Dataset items

▼

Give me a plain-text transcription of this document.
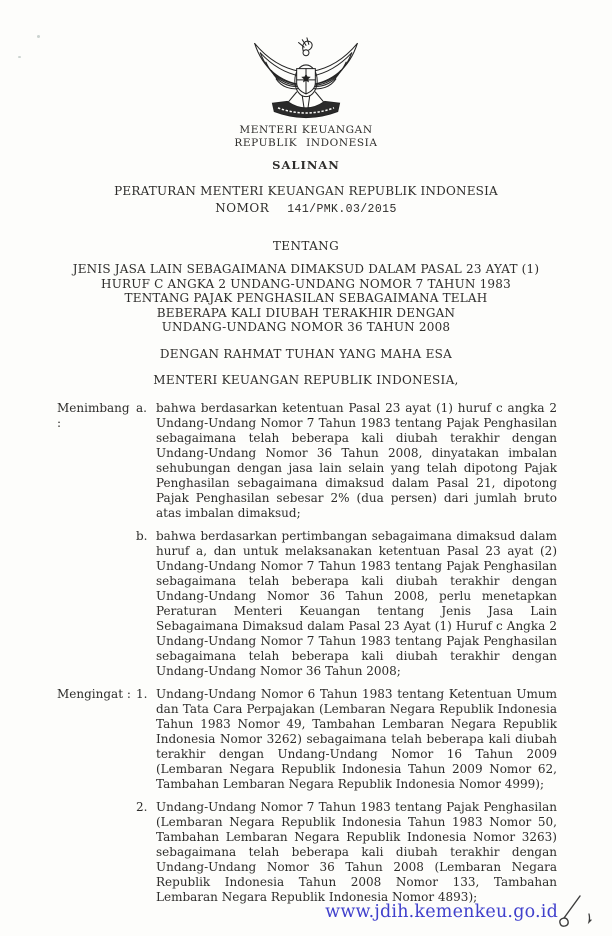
MENTERI KEUANGAN
REPUBLIK INDONESIA
SALINAN
PERATURAN MENTERI KEUANGAN REPUBLIK INDONESIA
NOMOR 141/PMK.03/2015
TENTANG
JENIS JASA LAIN SEBAGAIMANA DIMAKSUD DALAM PASAL 23 AYAT (1)
HURUF C ANGKA 2 UNDANG-UNDANG NOMOR 7 TAHUN 1983
TENTANG PAJAK PENGHASILAN SEBAGAIMANA TELAH
BEBERAPA KALI DIUBAH TERAKHIR DENGAN
UNDANG-UNDANG NOMOR 36 TAHUN 2008
DENGAN RAHMAT TUHAN YANG MAHA ESA
MENTERI KEUANGAN REPUBLIK INDONESIA,
Menimbang :
a. bahwa berdasarkan ketentuan Pasal 23 ayat (1) huruf c angka 2 Undang-Undang Nomor 7 Tahun 1983 tentang Pajak Penghasilan sebagaimana telah beberapa kali diubah terakhir dengan Undang-Undang Nomor 36 Tahun 2008, dinyatakan imbalan sehubungan dengan jasa lain selain yang telah dipotong Pajak Penghasilan sebagaimana dimaksud dalam Pasal 21, dipotong Pajak Penghasilan sebesar 2% (dua persen) dari jumlah bruto atas imbalan dimaksud;

b. bahwa berdasarkan pertimbangan sebagaimana dimaksud dalam huruf a, dan untuk melaksanakan ketentuan Pasal 23 ayat (2) Undang-Undang Nomor 7 Tahun 1983 tentang Pajak Penghasilan sebagaimana telah beberapa kali diubah terakhir dengan Undang-Undang Nomor 36 Tahun 2008, perlu menetapkan Peraturan Menteri Keuangan tentang Jenis Jasa Lain Sebagaimana Dimaksud dalam Pasal 23 Ayat (1) Huruf c Angka 2 Undang-Undang Nomor 7 Tahun 1983 tentang Pajak Penghasilan sebagaimana telah beberapa kali diubah terakhir dengan Undang-Undang Nomor 36 Tahun 2008;

Mengingat : 1. Undang-Undang Nomor 6 Tahun 1983 tentang Ketentuan Umum dan Tata Cara Perpajakan (Lembaran Negara Republik Indonesia Tahun 1983 Nomor 49, Tambahan Lembaran Negara Republik Indonesia Nomor 3262) sebagaimana telah beberapa kali diubah terakhir dengan Undang-Undang Nomor 16 Tahun 2009 (Lembaran Negara Republik Indonesia Tahun 2009 Nomor 62, Tambahan Lembaran Negara Republik Indonesia Nomor 4999);

2. Undang-Undang Nomor 7 Tahun 1983 tentang Pajak Penghasilan (Lembaran Negara Republik Indonesia Tahun 1983 Nomor 50, Tambahan Lembaran Negara Republik Indonesia Nomor 3263) sebagaimana telah beberapa kali diubah terakhir dengan Undang-Undang Nomor 36 Tahun 2008 (Lembaran Negara Republik Indonesia Tahun 2008 Nomor 133, Tambahan Lembaran Negara Republik Indonesia Nomor 4893);

www.jdih.kemenkeu.go.id
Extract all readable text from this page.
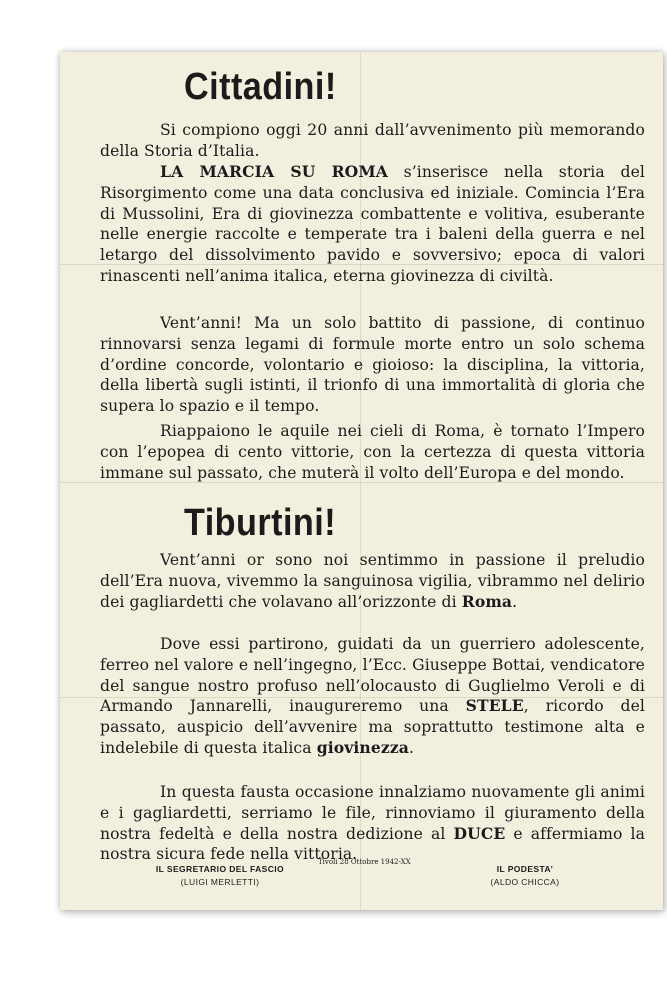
Cittadini!

Si compiono oggi 20 anni dall’avvenimento più memorando della Storia d’Italia.

LA MARCIA SU ROMA s’inserisce nella storia del Risorgimento come una data conclusiva ed iniziale. Comincia l’Era di Mussolini, Era di giovinezza combattente e volitiva, esuberante nelle energie raccolte e temperate tra i baleni della guerra e nel letargo del dissolvimento pavido e sovversivo; epoca di valori rinascenti nell’anima italica, eterna giovinezza di civiltà.

Vent’anni! Ma un solo battito di passione, di continuo rinnovarsi senza legami di formule morte entro un solo schema d’ordine concorde, volontario e gioioso: la disciplina, la vittoria, della libertà sugli istinti, il trionfo di una immortalità di gloria che supera lo spazio e il tempo.

Riappaiono le aquile nei cieli di Roma, è tornato l’Impero con l’epopea di cento vittorie, con la certezza di questa vittoria immane sul passato, che muterà il volto dell’Europa e del mondo.

Tiburtini!

Vent’anni or sono noi sentimmo in passione il preludio dell’Era nuova, vivemmo la sanguinosa vigilia, vibrammo nel delirio dei gagliardetti che volavano all’orizzonte di Roma.

Dove essi partirono, guidati da un guerriero adolescente, ferreo nel valore e nell’ingegno, l’Ecc. Giuseppe Bottai, vendicatore del sangue nostro profuso nell’olocausto di Guglielmo Veroli e di Armando Jannarelli, inaugureremo una STELE, ricordo del passato, auspicio dell’avvenire ma soprattutto testimone alta e indelebile di questa italica giovinezza.

In questa fausta occasione innalziamo nuovamente gli animi e i gagliardetti, serriamo le file, rinnoviamo il giuramento della nostra fedeltà e della nostra dedizione al DUCE e affermiamo la nostra sicura fede nella vittoria.

Tivoli 28 Ottobre 1942-XX
IL SEGRETARIO DEL FASCIO
(LUIGI MERLETTI)
IL PODESTA’
(ALDO CHICCA)
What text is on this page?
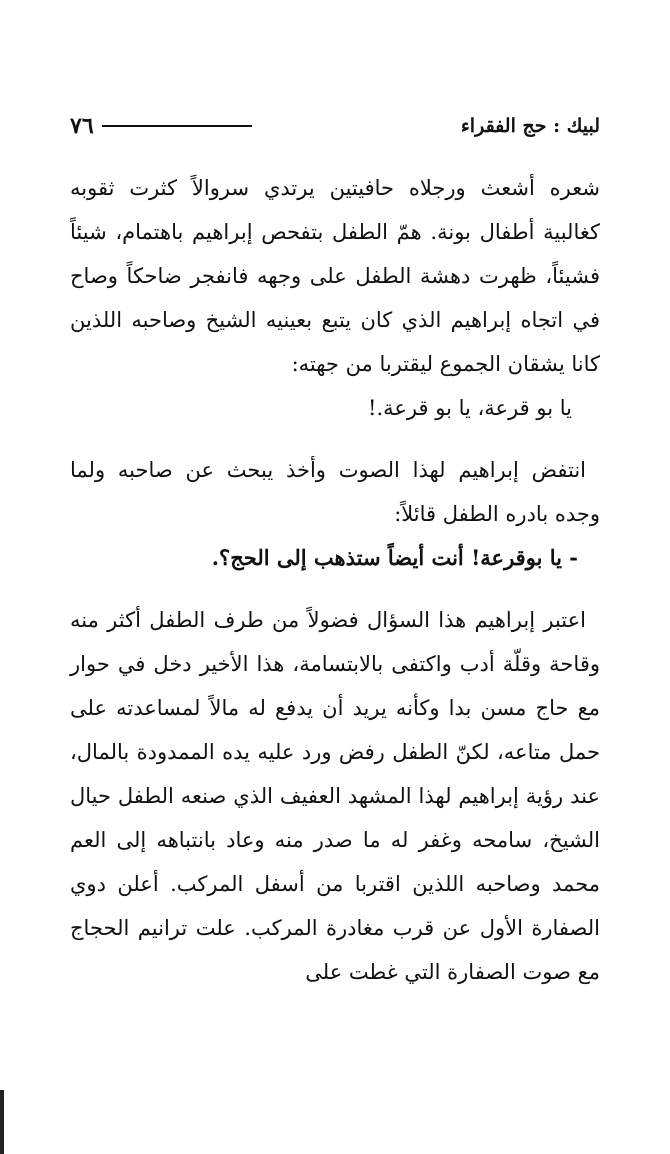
٧٦	لبيك : حج الفقراء

شعره أشعث ورجلاه حافيتين يرتدي سروالاً كثرت ثقوبه كغالبية أطفال بونة. همّ الطفل بتفحص إبراهيم باهتمام، شيئاً فشيئاً، ظهرت دهشة الطفل على وجهه فانفجر ضاحكاً وصاح في اتجاه إبراهيم الذي كان يتبع بعينيه الشيخ وصاحبه اللذين كانا يشقان الجموع ليقتربا من جهته:

يا بو قرعة، يا بو قرعة.!

انتفض إبراهيم لهذا الصوت وأخذ يبحث عن صاحبه ولما وجده بادره الطفل قائلاً:

- يا بوقرعة! أنت أيضاً ستذهب إلى الحج؟.

اعتبر إبراهيم هذا السؤال فضولاً من طرف الطفل أكثر منه وقاحة وقلّة أدب واكتفى بالابتسامة، هذا الأخير دخل في حوار مع حاج مسن بدا وكأنه يريد أن يدفع له مالاً لمساعدته على حمل متاعه، لكنّ الطفل رفض ورد عليه يده الممدودة بالمال، عند رؤية إبراهيم لهذا المشهد العفيف الذي صنعه الطفل حيال الشيخ، سامحه وغفر له ما صدر منه وعاد بانتباهه إلى العم محمد وصاحبه اللذين اقتربا من أسفل المركب. أعلن دوي الصفارة الأول عن قرب مغادرة المركب. علت ترانيم الحجاج مع صوت الصفارة التي غطت على
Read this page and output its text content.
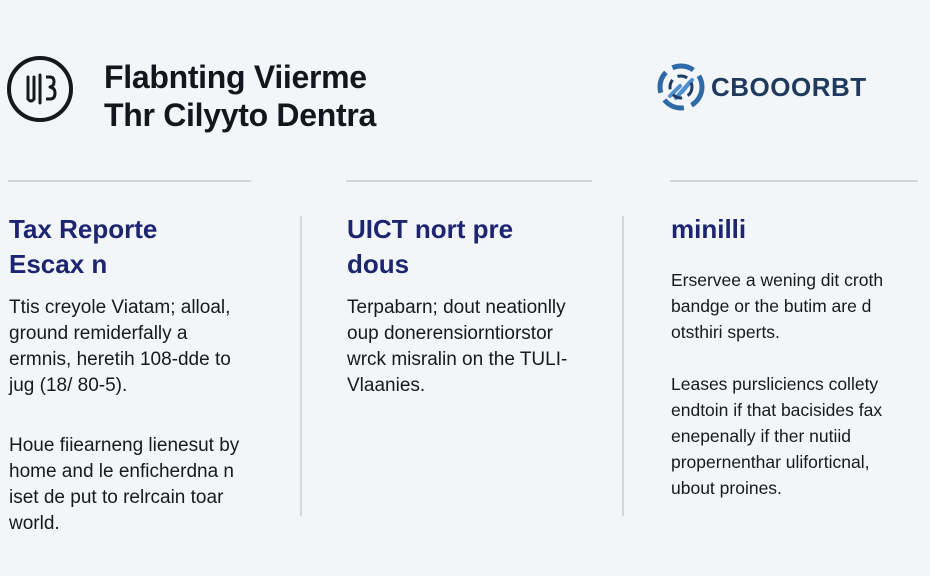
Flabnting Viierme
Thr Cilyyto Dentra
CBOOORBT
Tax Reporte
Escax n
Ttis creyole Viatam; alloal,
ground remiderfally a
ermnis, heretih 108-dde to
jug (18/ 80-5).
Houe fiiearneng lienesut by
home and le enficherdna n
iset de put to relrcain toar
world.
UICT nort pre
dous
Terpabarn; dout neationlly
oup donerensiorntiorstor
wrck misralin on the TULI-
Vlaanies.
minilli
Erservee a wening dit croth
bandge or the butim are d
otsthiri sperts.
Leases pursliciencs collety
endtoin if that bacisides fax
enepenally if ther nutiid
propernenthar uliforticnal,
ubout proines.
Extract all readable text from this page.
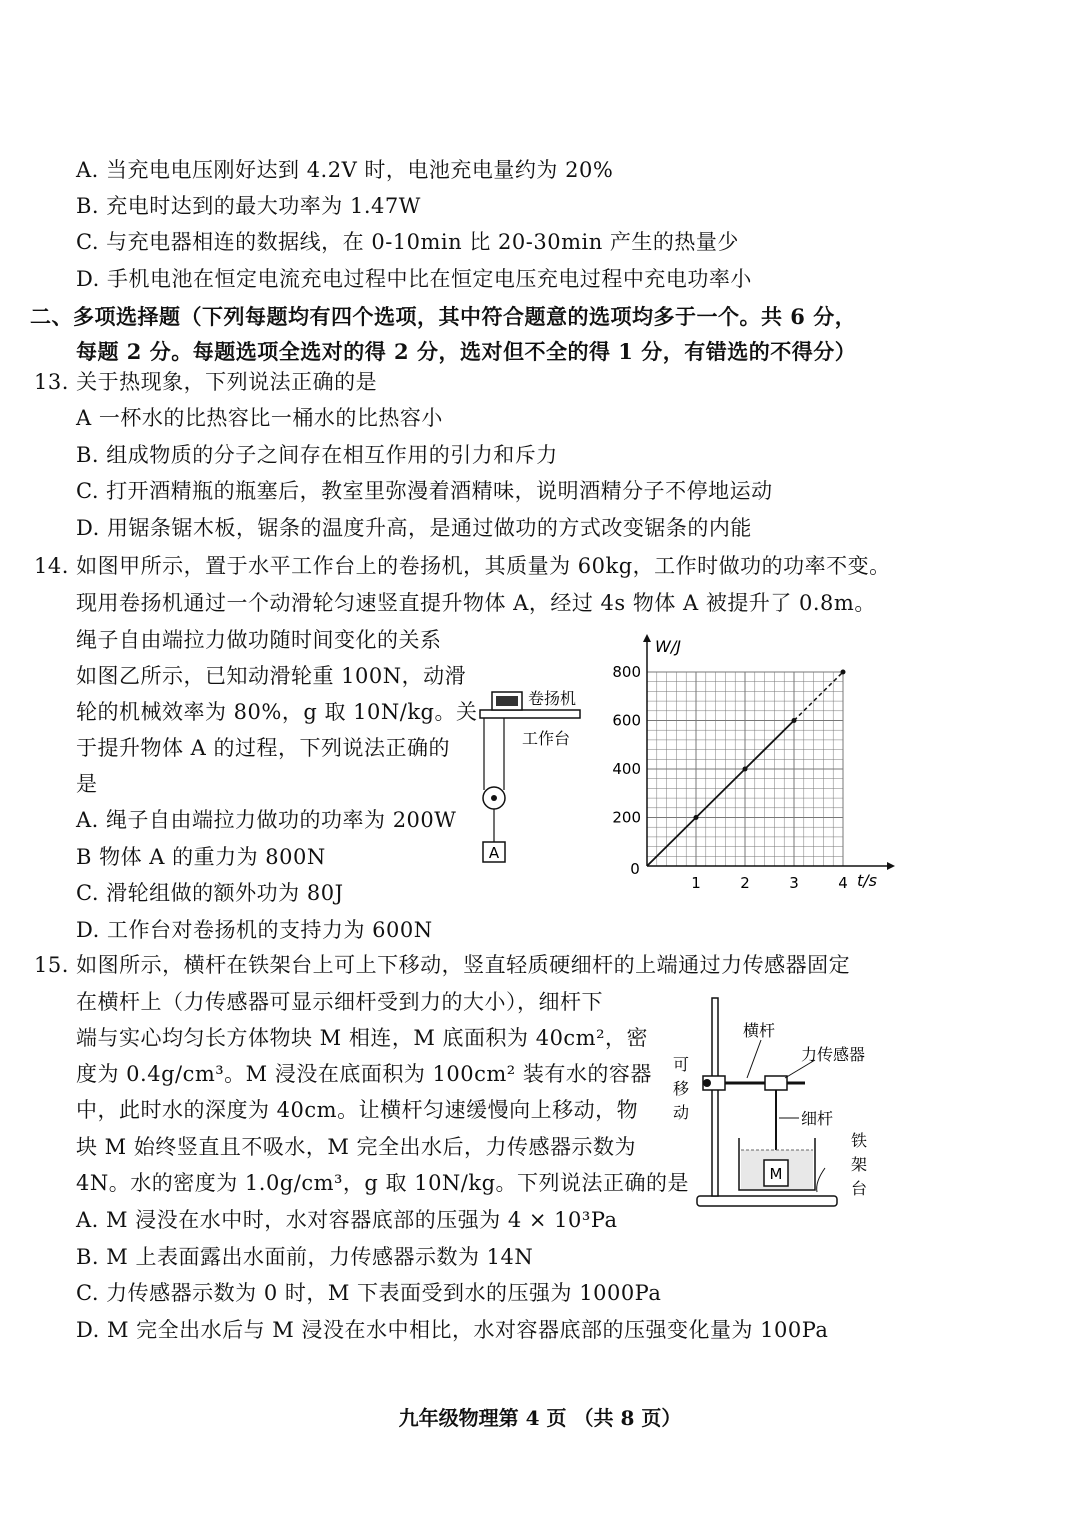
A. 当充电电压刚好达到 4.2V 时，电池充电量约为 20%
B. 充电时达到的最大功率为 1.47W
C. 与充电器相连的数据线，在 0-10min 比 20-30min 产生的热量少
D. 手机电池在恒定电流充电过程中比在恒定电压充电过程中充电功率小
二、多项选择题（下列每题均有四个选项，其中符合题意的选项均多于一个。共 6 分，
每题 2 分。每题选项全选对的得 2 分，选对但不全的得 1 分，有错选的不得分）
13. 关于热现象，下列说法正确的是
A 一杯水的比热容比一桶水的比热容小
B. 组成物质的分子之间存在相互作用的引力和斥力
C. 打开酒精瓶的瓶塞后，教室里弥漫着酒精味，说明酒精分子不停地运动
D. 用锯条锯木板，锯条的温度升高，是通过做功的方式改变锯条的内能
14. 如图甲所示，置于水平工作台上的卷扬机，其质量为 60kg，工作时做功的功率不变。
现用卷扬机通过一个动滑轮匀速竖直提升物体 A，经过 4s 物体 A 被提升了 0.8m。
绳子自由端拉力做功随时间变化的关系
如图乙所示，已知动滑轮重 100N，动滑
轮的机械效率为 80%，g 取 10N/kg。关
于提升物体 A 的过程，下列说法正确的
是
A. 绳子自由端拉力做功的功率为 200W
B 物体 A 的重力为 800N
C. 滑轮组做的额外功为 80J
D. 工作台对卷扬机的支持力为 600N
A
卷扬机
工作台
1	2	3	4
200
400
600
800
W/J
t/s
0
15. 如图所示，横杆在铁架台上可上下移动，竖直轻质硬细杆的上端通过力传感器固定
在横杆上（力传感器可显示细杆受到力的大小），细杆下
端与实心均匀长方体物块 M 相连，M 底面积为 40cm²，密
度为 0.4g/cm³。M 浸没在底面积为 100cm² 装有水的容器
中，此时水的深度为 40cm。让横杆匀速缓慢向上移动，物
块 M 始终竖直且不吸水，M 完全出水后，力传感器示数为
4N。水的密度为 1.0g/cm³，g 取 10N/kg。下列说法正确的是
A. M 浸没在水中时，水对容器底部的压强为 4 × 10³Pa
B. M 上表面露出水面前，力传感器示数为 14N
C. 力传感器示数为 0 时，M 下表面受到水的压强为 1000Pa
D. M 完全出水后与 M 浸没在水中相比，水对容器底部的压强变化量为 100Pa
M
横杆
力传感器
可
移
动	细杆
铁
架
台
九年级物理第 4 页 （共 8 页）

▲

**Exercise instructions:** Tally up the lines in the records that contain the word "gagliardetti" and give only the total.

**Result of this exercise:** 2